WHAT IS REQUIRED
Every line of the material that follows must be printed again exactly.

DATA SECTION
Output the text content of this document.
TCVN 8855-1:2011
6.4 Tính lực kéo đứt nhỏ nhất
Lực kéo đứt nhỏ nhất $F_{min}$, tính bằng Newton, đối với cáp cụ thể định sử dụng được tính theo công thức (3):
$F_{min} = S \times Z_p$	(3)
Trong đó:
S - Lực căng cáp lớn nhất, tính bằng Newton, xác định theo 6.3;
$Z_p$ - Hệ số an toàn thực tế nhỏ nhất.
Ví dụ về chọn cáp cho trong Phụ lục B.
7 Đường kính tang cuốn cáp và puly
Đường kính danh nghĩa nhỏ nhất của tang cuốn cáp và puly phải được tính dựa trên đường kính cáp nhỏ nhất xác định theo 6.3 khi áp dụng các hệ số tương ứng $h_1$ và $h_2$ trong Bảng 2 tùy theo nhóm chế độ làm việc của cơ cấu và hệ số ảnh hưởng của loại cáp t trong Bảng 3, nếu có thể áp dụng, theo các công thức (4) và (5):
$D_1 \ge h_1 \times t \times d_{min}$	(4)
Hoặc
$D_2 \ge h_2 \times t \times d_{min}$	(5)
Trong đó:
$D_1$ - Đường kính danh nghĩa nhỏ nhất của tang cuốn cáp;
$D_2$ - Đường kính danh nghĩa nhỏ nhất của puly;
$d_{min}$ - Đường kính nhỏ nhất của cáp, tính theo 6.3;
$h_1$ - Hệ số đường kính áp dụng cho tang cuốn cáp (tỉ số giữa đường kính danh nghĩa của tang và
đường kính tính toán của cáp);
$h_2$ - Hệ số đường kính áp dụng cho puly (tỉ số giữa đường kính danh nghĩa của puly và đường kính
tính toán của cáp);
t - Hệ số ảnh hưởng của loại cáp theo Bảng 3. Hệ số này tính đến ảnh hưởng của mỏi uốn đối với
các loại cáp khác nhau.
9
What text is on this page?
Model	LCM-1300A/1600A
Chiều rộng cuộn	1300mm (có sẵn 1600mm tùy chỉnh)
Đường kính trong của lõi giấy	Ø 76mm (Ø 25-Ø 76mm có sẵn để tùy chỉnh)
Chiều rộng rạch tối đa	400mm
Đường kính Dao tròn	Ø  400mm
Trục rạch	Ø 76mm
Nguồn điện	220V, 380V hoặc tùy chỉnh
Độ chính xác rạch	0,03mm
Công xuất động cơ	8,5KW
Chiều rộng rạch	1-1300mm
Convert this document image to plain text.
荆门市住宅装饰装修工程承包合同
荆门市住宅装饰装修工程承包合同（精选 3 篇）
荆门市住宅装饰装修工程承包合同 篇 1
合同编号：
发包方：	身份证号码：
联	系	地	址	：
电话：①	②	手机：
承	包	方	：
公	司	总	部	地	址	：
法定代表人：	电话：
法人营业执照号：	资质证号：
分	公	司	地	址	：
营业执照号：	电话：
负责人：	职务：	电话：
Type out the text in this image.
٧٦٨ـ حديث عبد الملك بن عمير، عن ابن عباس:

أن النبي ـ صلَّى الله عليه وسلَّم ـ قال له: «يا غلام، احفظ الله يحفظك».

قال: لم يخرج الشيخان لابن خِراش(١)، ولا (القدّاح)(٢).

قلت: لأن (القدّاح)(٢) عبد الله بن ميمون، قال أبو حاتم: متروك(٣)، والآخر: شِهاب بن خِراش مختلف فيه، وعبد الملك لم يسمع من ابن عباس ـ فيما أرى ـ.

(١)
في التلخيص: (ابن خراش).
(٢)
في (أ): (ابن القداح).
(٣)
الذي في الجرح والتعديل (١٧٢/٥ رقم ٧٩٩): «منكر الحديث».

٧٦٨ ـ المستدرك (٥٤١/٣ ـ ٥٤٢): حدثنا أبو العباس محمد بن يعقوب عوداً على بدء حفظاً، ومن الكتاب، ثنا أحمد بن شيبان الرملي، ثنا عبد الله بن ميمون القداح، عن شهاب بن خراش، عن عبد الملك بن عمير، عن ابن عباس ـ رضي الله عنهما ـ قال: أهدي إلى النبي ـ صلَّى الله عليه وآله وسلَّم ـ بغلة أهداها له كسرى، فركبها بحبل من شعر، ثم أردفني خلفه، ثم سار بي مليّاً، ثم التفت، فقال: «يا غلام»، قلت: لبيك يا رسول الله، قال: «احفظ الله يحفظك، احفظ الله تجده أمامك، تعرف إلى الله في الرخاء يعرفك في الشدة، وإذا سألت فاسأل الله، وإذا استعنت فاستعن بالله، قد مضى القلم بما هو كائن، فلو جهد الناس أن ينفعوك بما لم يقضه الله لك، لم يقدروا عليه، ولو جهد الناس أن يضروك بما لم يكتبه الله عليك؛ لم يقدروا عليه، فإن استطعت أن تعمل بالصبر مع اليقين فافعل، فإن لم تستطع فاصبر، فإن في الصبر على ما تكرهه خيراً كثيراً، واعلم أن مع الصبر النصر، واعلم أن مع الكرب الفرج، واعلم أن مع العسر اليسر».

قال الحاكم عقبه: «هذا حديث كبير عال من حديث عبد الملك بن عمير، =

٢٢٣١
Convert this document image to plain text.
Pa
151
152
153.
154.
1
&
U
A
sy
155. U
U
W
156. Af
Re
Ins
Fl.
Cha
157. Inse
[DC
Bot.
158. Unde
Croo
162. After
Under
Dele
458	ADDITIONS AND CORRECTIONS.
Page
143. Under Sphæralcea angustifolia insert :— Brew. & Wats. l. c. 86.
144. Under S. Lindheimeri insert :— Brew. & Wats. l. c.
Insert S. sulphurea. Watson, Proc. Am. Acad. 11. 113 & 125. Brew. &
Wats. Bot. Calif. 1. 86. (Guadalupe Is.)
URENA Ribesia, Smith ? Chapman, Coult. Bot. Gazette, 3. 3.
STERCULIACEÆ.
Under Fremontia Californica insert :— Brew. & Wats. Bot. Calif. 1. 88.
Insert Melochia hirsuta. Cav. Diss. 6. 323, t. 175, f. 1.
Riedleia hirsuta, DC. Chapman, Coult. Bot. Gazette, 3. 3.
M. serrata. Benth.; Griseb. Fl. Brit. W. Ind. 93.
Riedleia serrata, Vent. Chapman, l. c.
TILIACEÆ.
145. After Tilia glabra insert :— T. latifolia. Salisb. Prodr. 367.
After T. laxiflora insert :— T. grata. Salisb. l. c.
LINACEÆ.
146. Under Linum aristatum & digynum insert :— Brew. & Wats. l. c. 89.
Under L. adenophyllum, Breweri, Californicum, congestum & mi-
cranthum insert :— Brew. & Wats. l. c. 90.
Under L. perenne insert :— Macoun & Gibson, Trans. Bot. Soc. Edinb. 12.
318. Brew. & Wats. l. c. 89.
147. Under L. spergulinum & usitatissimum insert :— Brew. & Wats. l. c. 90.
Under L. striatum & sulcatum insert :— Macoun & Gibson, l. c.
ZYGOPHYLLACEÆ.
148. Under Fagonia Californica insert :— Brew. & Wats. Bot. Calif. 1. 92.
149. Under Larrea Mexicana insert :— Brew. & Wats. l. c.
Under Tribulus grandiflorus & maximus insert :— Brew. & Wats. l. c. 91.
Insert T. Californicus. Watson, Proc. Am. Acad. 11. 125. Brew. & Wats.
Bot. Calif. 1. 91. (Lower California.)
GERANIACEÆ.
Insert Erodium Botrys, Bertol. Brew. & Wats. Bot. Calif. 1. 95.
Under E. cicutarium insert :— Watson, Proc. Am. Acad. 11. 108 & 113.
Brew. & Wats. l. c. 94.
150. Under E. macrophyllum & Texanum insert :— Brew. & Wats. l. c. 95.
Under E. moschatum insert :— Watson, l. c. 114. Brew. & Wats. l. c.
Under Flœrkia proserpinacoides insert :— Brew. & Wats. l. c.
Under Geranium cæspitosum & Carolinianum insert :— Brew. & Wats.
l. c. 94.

SOLUTION
Output the text content of this document.
TCVN 8855-1:2011
6.4 Tính lực kéo đứt nhỏ nhất
Lực kéo đứt nhỏ nhất $F_{min}$, tính bằng Newton, đối với cáp cụ thể định sử dụng được tính theo công thức (3):
$F_{min} = S \times Z_p$	(3)
Trong đó:
S - Lực căng cáp lớn nhất, tính bằng Newton, xác định theo 6.3;
$Z_p$ - Hệ số an toàn thực tế nhỏ nhất.
Ví dụ về chọn cáp cho trong Phụ lục B.
7 Đường kính tang cuốn cáp và puly
Đường kính danh nghĩa nhỏ nhất của tang cuốn cáp và puly phải được tính dựa trên đường kính cáp nhỏ nhất xác định theo 6.3 khi áp dụng các hệ số tương ứng $h_1$ và $h_2$ trong Bảng 2 tùy theo nhóm chế độ làm việc của cơ cấu và hệ số ảnh hưởng của loại cáp t trong Bảng 3, nếu có thể áp dụng, theo các công thức (4) và (5):
$D_1 \ge h_1 \times t \times d_{min}$	(4)
Hoặc
$D_2 \ge h_2 \times t \times d_{min}$	(5)
Trong đó:
$D_1$ - Đường kính danh nghĩa nhỏ nhất của tang cuốn cáp;
$D_2$ - Đường kính danh nghĩa nhỏ nhất của puly;
$d_{min}$ - Đường kính nhỏ nhất của cáp, tính theo 6.3;
$h_1$ - Hệ số đường kính áp dụng cho tang cuốn cáp (tỉ số giữa đường kính danh nghĩa của tang và
đường kính tính toán của cáp);
$h_2$ - Hệ số đường kính áp dụng cho puly (tỉ số giữa đường kính danh nghĩa của puly và đường kính
tính toán của cáp);
t - Hệ số ảnh hưởng của loại cáp theo Bảng 3. Hệ số này tính đến ảnh hưởng của mỏi uốn đối với
các loại cáp khác nhau.
9
What text is on this page?
Model	LCM-1300A/1600A
Chiều rộng cuộn	1300mm (có sẵn 1600mm tùy chỉnh)
Đường kính trong của lõi giấy	Ø 76mm (Ø 25-Ø 76mm có sẵn để tùy chỉnh)
Chiều rộng rạch tối đa	400mm
Đường kính Dao tròn	Ø  400mm
Trục rạch	Ø 76mm
Nguồn điện	220V, 380V hoặc tùy chỉnh
Độ chính xác rạch	0,03mm
Công xuất động cơ	8,5KW
Chiều rộng rạch	1-1300mm
Convert this document image to plain text.
荆门市住宅装饰装修工程承包合同
荆门市住宅装饰装修工程承包合同（精选 3 篇）
荆门市住宅装饰装修工程承包合同 篇 1
合同编号：
发包方：	身份证号码：
联	系	地	址	：
电话：①	②	手机：
承	包	方	：
公	司	总	部	地	址	：
法定代表人：	电话：
法人营业执照号：	资质证号：
分	公	司	地	址	：
营业执照号：	电话：
负责人：	职务：	电话：
Type out the text in this image.
٧٦٨ـ حديث عبد الملك بن عمير، عن ابن عباس:

أن النبي ـ صلَّى الله عليه وسلَّم ـ قال له: «يا غلام، احفظ الله يحفظك».

قال: لم يخرج الشيخان لابن خِراش(١)، ولا (القدّاح)(٢).

قلت: لأن (القدّاح)(٢) عبد الله بن ميمون، قال أبو حاتم: متروك(٣)، والآخر: شِهاب بن خِراش مختلف فيه، وعبد الملك لم يسمع من ابن عباس ـ فيما أرى ـ.

(١)
في التلخيص: (ابن خراش).
(٢)
في (أ): (ابن القداح).
(٣)
الذي في الجرح والتعديل (١٧٢/٥ رقم ٧٩٩): «منكر الحديث».

٧٦٨ ـ المستدرك (٥٤١/٣ ـ ٥٤٢): حدثنا أبو العباس محمد بن يعقوب عوداً على بدء حفظاً، ومن الكتاب، ثنا أحمد بن شيبان الرملي، ثنا عبد الله بن ميمون القداح، عن شهاب بن خراش، عن عبد الملك بن عمير، عن ابن عباس ـ رضي الله عنهما ـ قال: أهدي إلى النبي ـ صلَّى الله عليه وآله وسلَّم ـ بغلة أهداها له كسرى، فركبها بحبل من شعر، ثم أردفني خلفه، ثم سار بي مليّاً، ثم التفت، فقال: «يا غلام»، قلت: لبيك يا رسول الله، قال: «احفظ الله يحفظك، احفظ الله تجده أمامك، تعرف إلى الله في الرخاء يعرفك في الشدة، وإذا سألت فاسأل الله، وإذا استعنت فاستعن بالله، قد مضى القلم بما هو كائن، فلو جهد الناس أن ينفعوك بما لم يقضه الله لك، لم يقدروا عليه، ولو جهد الناس أن يضروك بما لم يكتبه الله عليك؛ لم يقدروا عليه، فإن استطعت أن تعمل بالصبر مع اليقين فافعل، فإن لم تستطع فاصبر، فإن في الصبر على ما تكرهه خيراً كثيراً، واعلم أن مع الصبر النصر، واعلم أن مع الكرب الفرج، واعلم أن مع العسر اليسر».

قال الحاكم عقبه: «هذا حديث كبير عال من حديث عبد الملك بن عمير، =

٢٢٣١
Convert this document image to plain text.
Pa
151
152
153.
154.
1
&
U
A
sy
155. U
U
W
156. Af
Re
Ins
Fl.
Cha
157. Inse
[DC
Bot.
158. Unde
Croo
162. After
Under
Dele
458	ADDITIONS AND CORRECTIONS.
Page
143. Under Sphæralcea angustifolia insert :— Brew. & Wats. l. c. 86.
144. Under S. Lindheimeri insert :— Brew. & Wats. l. c.
Insert S. sulphurea. Watson, Proc. Am. Acad. 11. 113 & 125. Brew. &
Wats. Bot. Calif. 1. 86. (Guadalupe Is.)
URENA Ribesia, Smith ? Chapman, Coult. Bot. Gazette, 3. 3.
STERCULIACEÆ.
Under Fremontia Californica insert :— Brew. & Wats. Bot. Calif. 1. 88.
Insert Melochia hirsuta. Cav. Diss. 6. 323, t. 175, f. 1.
Riedleia hirsuta, DC. Chapman, Coult. Bot. Gazette, 3. 3.
M. serrata. Benth.; Griseb. Fl. Brit. W. Ind. 93.
Riedleia serrata, Vent. Chapman, l. c.
TILIACEÆ.
145. After Tilia glabra insert :— T. latifolia. Salisb. Prodr. 367.
After T. laxiflora insert :— T. grata. Salisb. l. c.
LINACEÆ.
146. Under Linum aristatum & digynum insert :— Brew. & Wats. l. c. 89.
Under L. adenophyllum, Breweri, Californicum, congestum & mi-
cranthum insert :— Brew. & Wats. l. c. 90.
Under L. perenne insert :— Macoun & Gibson, Trans. Bot. Soc. Edinb. 12.
318. Brew. & Wats. l. c. 89.
147. Under L. spergulinum & usitatissimum insert :— Brew. & Wats. l. c. 90.
Under L. striatum & sulcatum insert :— Macoun & Gibson, l. c.
ZYGOPHYLLACEÆ.
148. Under Fagonia Californica insert :— Brew. & Wats. Bot. Calif. 1. 92.
149. Under Larrea Mexicana insert :— Brew. & Wats. l. c.
Under Tribulus grandiflorus & maximus insert :— Brew. & Wats. l. c. 91.
Insert T. Californicus. Watson, Proc. Am. Acad. 11. 125. Brew. & Wats.
Bot. Calif. 1. 91. (Lower California.)
GERANIACEÆ.
Insert Erodium Botrys, Bertol. Brew. & Wats. Bot. Calif. 1. 95.
Under E. cicutarium insert :— Watson, Proc. Am. Acad. 11. 108 & 113.
Brew. & Wats. l. c. 94.
150. Under E. macrophyllum & Texanum insert :— Brew. & Wats. l. c. 95.
Under E. moschatum insert :— Watson, l. c. 114. Brew. & Wats. l. c.
Under Flœrkia proserpinacoides insert :— Brew. & Wats. l. c.
Under Geranium cæspitosum & Carolinianum insert :— Brew. & Wats.
l. c. 94.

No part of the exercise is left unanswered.